- _Source excerpt_:
In a typical desktop session, these pages are usually cold, initialisation-time data that is evicted early to make room for (say) the browser you just opened. These cold pages then permanently occupy the fast zram. Meanwhile, as your session continues and memory pressure persists, the newer, potentially "hotter" pages (like recent browser tabs you are actively switching between) are forced to spill over to the lower-priority device: the slow mechanical disk or SSD.

This is what is termed LRU inversion: your fastest storage tier is clogged with the coldest data, with no way to evict it, and that actively forces your working set onto the slowest storage. In this case, zram isn't just failing to help here, it is, instead, actively making things worse than having no compressed swap at all. And even worse, the longer the system has been running, the more broken things get: warm pages drift to disk, cold pages calcify in zram, and the gap between what zram is holding and what you actually need keeps widening. Great!

Beyond the placement problem, there is also a real overhead being paid on both sides. Every page entering zram costs CPU cycles to compress. Every access to a page still in zram requires a minor fault and decompression back into main memory before it can be used. You are paying compression and decompression overhead entirely on data you are not actively using, while the data you do need grinds through slow disk I/O.

zram writeback and its limitations

Now, that's where the discussion would end if I was writing this a few years ago. :-) But since kernel 4.14, zram has writeback support, which is an attempt to address this problem.

With writeback configured, zram can write back pages that are idle or do not compress well. This means modern zram setups can theoretically implement tiering, but:

  1. It requires manual configuration rather than happening automatically in the kernel reclaim path, and
  2. It requires you to think about and set up a reasonable method to go about the writeback and heuristics.

Maybe that doesn't sound so difficult. Allow me to try to convince you otherwise.

- _Set task_: Copy out the passage of the zram excerpt above from "This is what" to "keeps widening. Great!", both included, word for word.

- _Dataset content_:
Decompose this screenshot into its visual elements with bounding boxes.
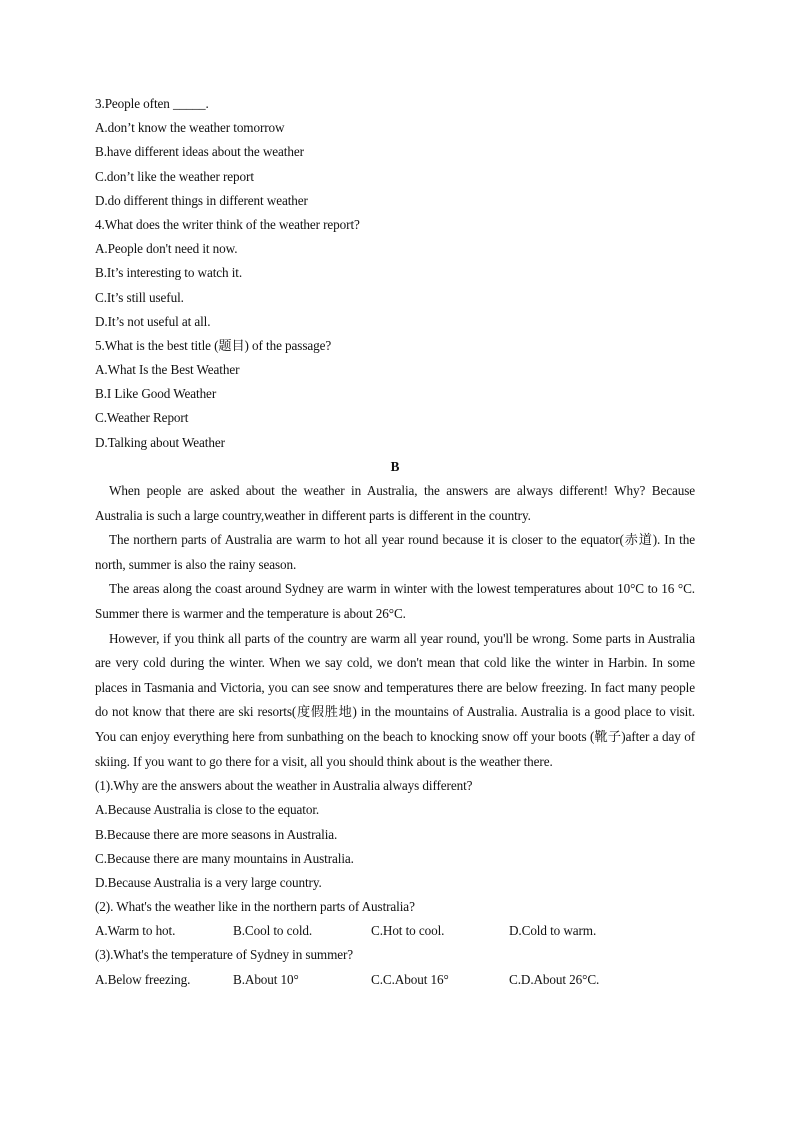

- _Complete output_:
This is what is termed LRU inversion: your fastest storage tier is clogged with the coldest data, with no way to evict it, and that actively forces your working set onto the slowest storage. In this case, zram isn't just failing to help here, it is, instead, actively making things worse than having no compressed swap at all. And even worse, the longer the system has been running, the more broken things get: warm pages drift to disk, cold pages calcify in zram, and the gap between what zram is holding and what you actually need keeps widening. Great!